▶ Stated problem
Set down each entry exactly as given; pictures should not appear in the copy.

[Records from a collection of figures]
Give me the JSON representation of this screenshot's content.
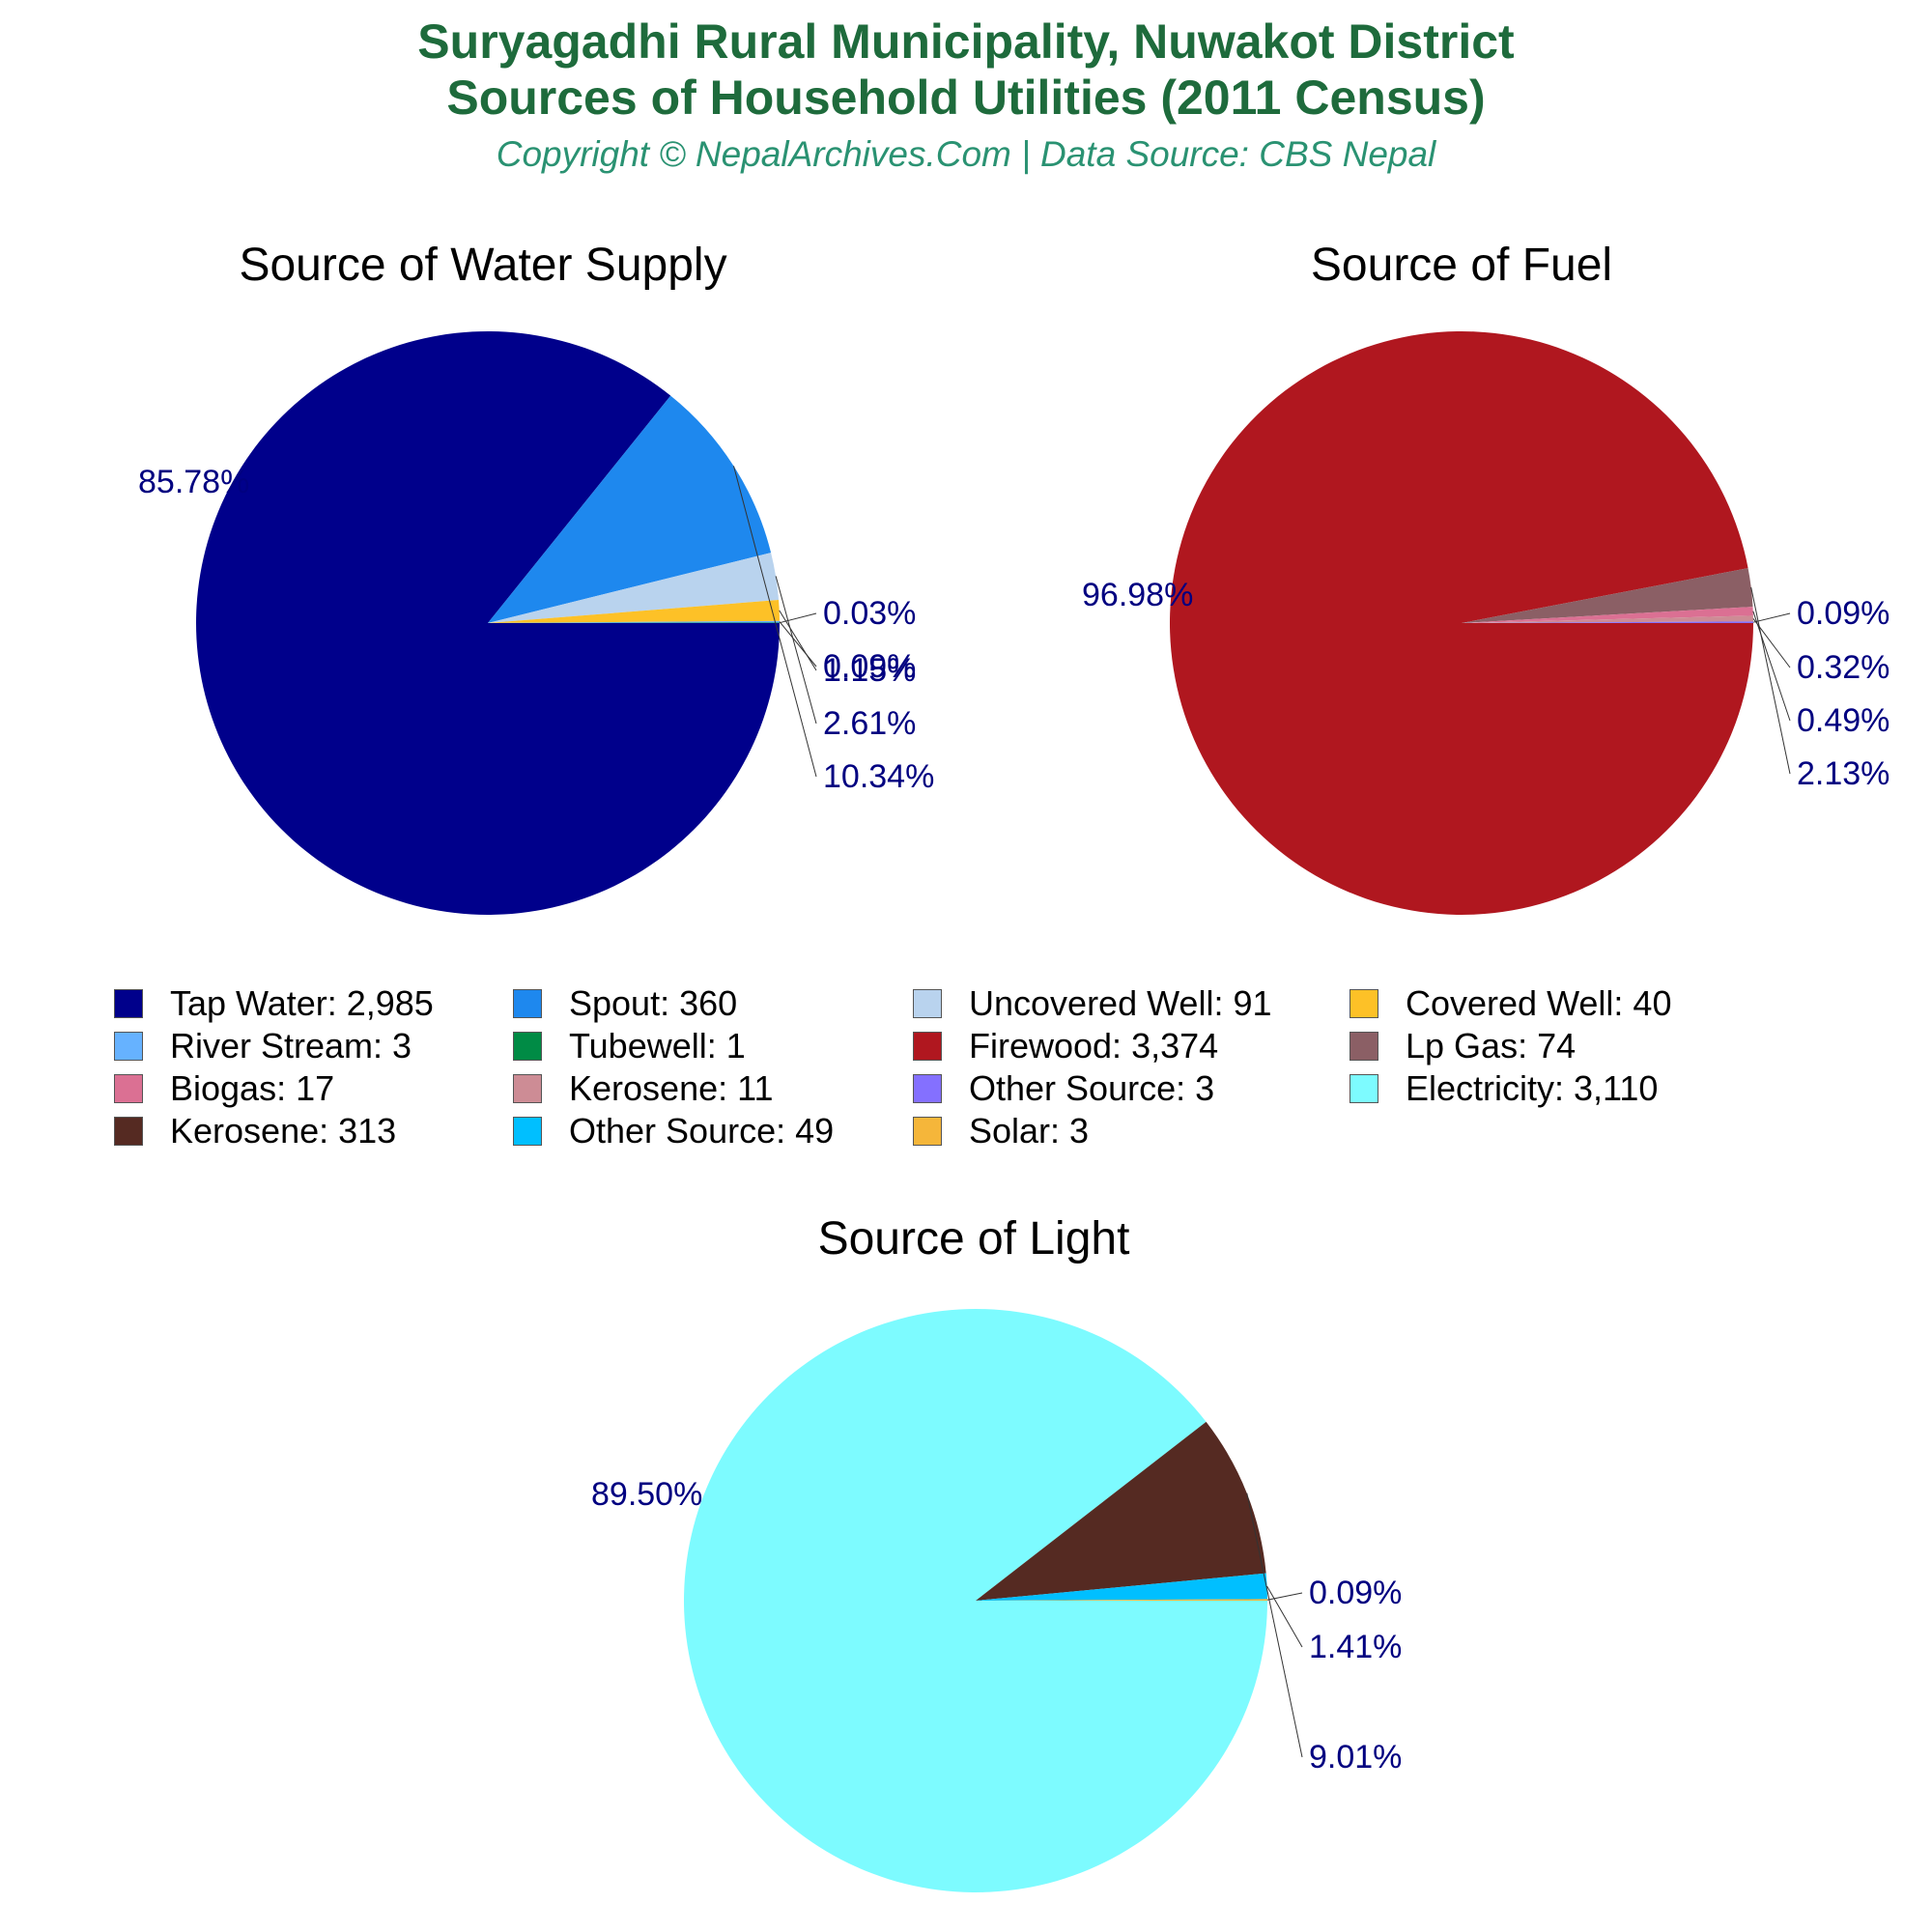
{
  "header": {
    "title_line1": "Suryagadhi Rural Municipality, Nuwakot District",
    "title_line2": "Sources of Household Utilities (2011 Census)",
    "copyright": "Copyright © NepalArchives.Com | Data Source: CBS Nepal"
  },
  "colors": {
    "title": "#1e6b3c",
    "copyright": "#2a9272",
    "percent_label": "#000080",
    "leader_line": "#333333"
  },
  "chart_data": [
    {
      "type": "pie",
      "title": "Source of Water Supply",
      "slices": [
        {
          "label": "Tap Water",
          "value": 2985,
          "percent": "85.78%",
          "color": "#00008b"
        },
        {
          "label": "Spout",
          "value": 360,
          "percent": "10.34%",
          "color": "#1e88ee"
        },
        {
          "label": "Uncovered Well",
          "value": 91,
          "percent": "2.61%",
          "color": "#b9d3ee"
        },
        {
          "label": "Covered Well",
          "value": 40,
          "percent": "1.15%",
          "color": "#fdc127"
        },
        {
          "label": "River Stream",
          "value": 3,
          "percent": "0.09%",
          "color": "#66b2ff"
        },
        {
          "label": "Tubewell",
          "value": 1,
          "percent": "0.03%",
          "color": "#008b45"
        }
      ]
    },
    {
      "type": "pie",
      "title": "Source of Fuel",
      "slices": [
        {
          "label": "Firewood",
          "value": 3374,
          "percent": "96.98%",
          "color": "#b0171f"
        },
        {
          "label": "Lp Gas",
          "value": 74,
          "percent": "2.13%",
          "color": "#8b5f65"
        },
        {
          "label": "Biogas",
          "value": 17,
          "percent": "0.49%",
          "color": "#db7093"
        },
        {
          "label": "Kerosene",
          "value": 11,
          "percent": "0.32%",
          "color": "#cd8c95"
        },
        {
          "label": "Other Source",
          "value": 3,
          "percent": "0.09%",
          "color": "#8470ff"
        }
      ]
    },
    {
      "type": "pie",
      "title": "Source of Light",
      "slices": [
        {
          "label": "Electricity",
          "value": 3110,
          "percent": "89.50%",
          "color": "#7dfbff"
        },
        {
          "label": "Kerosene",
          "value": 313,
          "percent": "9.01%",
          "color": "#552a22"
        },
        {
          "label": "Other Source",
          "value": 49,
          "percent": "1.41%",
          "color": "#00bfff"
        },
        {
          "label": "Solar",
          "value": 3,
          "percent": "0.09%",
          "color": "#f5b63a"
        }
      ]
    }
  ],
  "legend": [
    {
      "text": "Tap Water: 2,985",
      "color": "#00008b"
    },
    {
      "text": "Spout: 360",
      "color": "#1e88ee"
    },
    {
      "text": "Uncovered Well: 91",
      "color": "#b9d3ee"
    },
    {
      "text": "Covered Well: 40",
      "color": "#fdc127"
    },
    {
      "text": "River Stream: 3",
      "color": "#66b2ff"
    },
    {
      "text": "Tubewell: 1",
      "color": "#008b45"
    },
    {
      "text": "Firewood: 3,374",
      "color": "#b0171f"
    },
    {
      "text": "Lp Gas: 74",
      "color": "#8b5f65"
    },
    {
      "text": "Biogas: 17",
      "color": "#db7093"
    },
    {
      "text": "Kerosene: 11",
      "color": "#cd8c95"
    },
    {
      "text": "Other Source: 3",
      "color": "#8470ff"
    },
    {
      "text": "Electricity: 3,110",
      "color": "#7dfbff"
    },
    {
      "text": "Kerosene: 313",
      "color": "#552a22"
    },
    {
      "text": "Other Source: 49",
      "color": "#00bfff"
    },
    {
      "text": "Solar: 3",
      "color": "#f5b63a"
    }
  ]
}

▶ Solution below
Give me the JSON representation of this screenshot's content.
{
  "header": {
    "title_line1": "Suryagadhi Rural Municipality, Nuwakot District",
    "title_line2": "Sources of Household Utilities (2011 Census)",
    "copyright": "Copyright © NepalArchives.Com | Data Source: CBS Nepal"
  },
  "colors": {
    "title": "#1e6b3c",
    "copyright": "#2a9272",
    "percent_label": "#000080",
    "leader_line": "#333333"
  },
  "chart_data": [
    {
      "type": "pie",
      "title": "Source of Water Supply",
      "slices": [
        {
          "label": "Tap Water",
          "value": 2985,
          "percent": "85.78%",
          "color": "#00008b"
        },
        {
          "label": "Spout",
          "value": 360,
          "percent": "10.34%",
          "color": "#1e88ee"
        },
        {
          "label": "Uncovered Well",
          "value": 91,
          "percent": "2.61%",
          "color": "#b9d3ee"
        },
        {
          "label": "Covered Well",
          "value": 40,
          "percent": "1.15%",
          "color": "#fdc127"
        },
        {
          "label": "River Stream",
          "value": 3,
          "percent": "0.09%",
          "color": "#66b2ff"
        },
        {
          "label": "Tubewell",
          "value": 1,
          "percent": "0.03%",
          "color": "#008b45"
        }
      ]
    },
    {
      "type": "pie",
      "title": "Source of Fuel",
      "slices": [
        {
          "label": "Firewood",
          "value": 3374,
          "percent": "96.98%",
          "color": "#b0171f"
        },
        {
          "label": "Lp Gas",
          "value": 74,
          "percent": "2.13%",
          "color": "#8b5f65"
        },
        {
          "label": "Biogas",
          "value": 17,
          "percent": "0.49%",
          "color": "#db7093"
        },
        {
          "label": "Kerosene",
          "value": 11,
          "percent": "0.32%",
          "color": "#cd8c95"
        },
        {
          "label": "Other Source",
          "value": 3,
          "percent": "0.09%",
          "color": "#8470ff"
        }
      ]
    },
    {
      "type": "pie",
      "title": "Source of Light",
      "slices": [
        {
          "label": "Electricity",
          "value": 3110,
          "percent": "89.50%",
          "color": "#7dfbff"
        },
        {
          "label": "Kerosene",
          "value": 313,
          "percent": "9.01%",
          "color": "#552a22"
        },
        {
          "label": "Other Source",
          "value": 49,
          "percent": "1.41%",
          "color": "#00bfff"
        },
        {
          "label": "Solar",
          "value": 3,
          "percent": "0.09%",
          "color": "#f5b63a"
        }
      ]
    }
  ],
  "legend": [
    {
      "text": "Tap Water: 2,985",
      "color": "#00008b"
    },
    {
      "text": "Spout: 360",
      "color": "#1e88ee"
    },
    {
      "text": "Uncovered Well: 91",
      "color": "#b9d3ee"
    },
    {
      "text": "Covered Well: 40",
      "color": "#fdc127"
    },
    {
      "text": "River Stream: 3",
      "color": "#66b2ff"
    },
    {
      "text": "Tubewell: 1",
      "color": "#008b45"
    },
    {
      "text": "Firewood: 3,374",
      "color": "#b0171f"
    },
    {
      "text": "Lp Gas: 74",
      "color": "#8b5f65"
    },
    {
      "text": "Biogas: 17",
      "color": "#db7093"
    },
    {
      "text": "Kerosene: 11",
      "color": "#cd8c95"
    },
    {
      "text": "Other Source: 3",
      "color": "#8470ff"
    },
    {
      "text": "Electricity: 3,110",
      "color": "#7dfbff"
    },
    {
      "text": "Kerosene: 313",
      "color": "#552a22"
    },
    {
      "text": "Other Source: 49",
      "color": "#00bfff"
    },
    {
      "text": "Solar: 3",
      "color": "#f5b63a"
    }
  ]
}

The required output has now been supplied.